AIM: Each line should be copied exactly.

PROVIDED MATERIAL:

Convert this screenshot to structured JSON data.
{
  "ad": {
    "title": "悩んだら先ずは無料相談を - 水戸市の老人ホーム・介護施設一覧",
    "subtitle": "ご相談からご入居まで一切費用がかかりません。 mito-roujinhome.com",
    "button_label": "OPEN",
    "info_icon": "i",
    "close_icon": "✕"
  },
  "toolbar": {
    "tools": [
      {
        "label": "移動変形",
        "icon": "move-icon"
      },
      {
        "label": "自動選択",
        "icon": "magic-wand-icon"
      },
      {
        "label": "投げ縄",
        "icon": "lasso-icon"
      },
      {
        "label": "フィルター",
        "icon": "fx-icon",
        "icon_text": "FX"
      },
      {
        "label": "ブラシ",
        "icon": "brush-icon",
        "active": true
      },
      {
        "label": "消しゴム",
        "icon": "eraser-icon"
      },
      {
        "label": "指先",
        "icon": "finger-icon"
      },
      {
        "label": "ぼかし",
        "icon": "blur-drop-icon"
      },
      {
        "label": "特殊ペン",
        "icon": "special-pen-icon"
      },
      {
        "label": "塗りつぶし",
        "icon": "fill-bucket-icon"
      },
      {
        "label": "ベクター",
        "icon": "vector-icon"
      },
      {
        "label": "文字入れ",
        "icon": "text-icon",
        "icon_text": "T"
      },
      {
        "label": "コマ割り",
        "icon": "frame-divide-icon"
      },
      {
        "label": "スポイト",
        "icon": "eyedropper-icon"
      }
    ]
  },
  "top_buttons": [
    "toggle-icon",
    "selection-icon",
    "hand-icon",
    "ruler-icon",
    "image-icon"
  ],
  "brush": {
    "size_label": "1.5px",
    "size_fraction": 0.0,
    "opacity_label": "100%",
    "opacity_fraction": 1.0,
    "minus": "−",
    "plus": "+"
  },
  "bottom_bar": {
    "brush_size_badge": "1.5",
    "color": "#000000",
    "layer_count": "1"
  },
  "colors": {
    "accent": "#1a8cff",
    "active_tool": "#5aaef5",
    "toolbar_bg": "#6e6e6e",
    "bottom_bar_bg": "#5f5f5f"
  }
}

TASK SOLUTION:
Convert this screenshot to structured JSON data.
{
  "ad": {
    "title": "悩んだら先ずは無料相談を - 水戸市の老人ホーム・介護施設一覧",
    "subtitle": "ご相談からご入居まで一切費用がかかりません。 mito-roujinhome.com",
    "button_label": "OPEN",
    "info_icon": "i",
    "close_icon": "✕"
  },
  "toolbar": {
    "tools": [
      {
        "label": "移動変形",
        "icon": "move-icon"
      },
      {
        "label": "自動選択",
        "icon": "magic-wand-icon"
      },
      {
        "label": "投げ縄",
        "icon": "lasso-icon"
      },
      {
        "label": "フィルター",
        "icon": "fx-icon",
        "icon_text": "FX"
      },
      {
        "label": "ブラシ",
        "icon": "brush-icon",
        "active": true
      },
      {
        "label": "消しゴム",
        "icon": "eraser-icon"
      },
      {
        "label": "指先",
        "icon": "finger-icon"
      },
      {
        "label": "ぼかし",
        "icon": "blur-drop-icon"
      },
      {
        "label": "特殊ペン",
        "icon": "special-pen-icon"
      },
      {
        "label": "塗りつぶし",
        "icon": "fill-bucket-icon"
      },
      {
        "label": "ベクター",
        "icon": "vector-icon"
      },
      {
        "label": "文字入れ",
        "icon": "text-icon",
        "icon_text": "T"
      },
      {
        "label": "コマ割り",
        "icon": "frame-divide-icon"
      },
      {
        "label": "スポイト",
        "icon": "eyedropper-icon"
      }
    ]
  },
  "top_buttons": [
    "toggle-icon",
    "selection-icon",
    "hand-icon",
    "ruler-icon",
    "image-icon"
  ],
  "brush": {
    "size_label": "1.5px",
    "size_fraction": 0.0,
    "opacity_label": "100%",
    "opacity_fraction": 1.0,
    "minus": "−",
    "plus": "+"
  },
  "bottom_bar": {
    "brush_size_badge": "1.5",
    "color": "#000000",
    "layer_count": "1"
  },
  "colors": {
    "accent": "#1a8cff",
    "active_tool": "#5aaef5",
    "toolbar_bg": "#6e6e6e",
    "bottom_bar_bg": "#5f5f5f"
  }
}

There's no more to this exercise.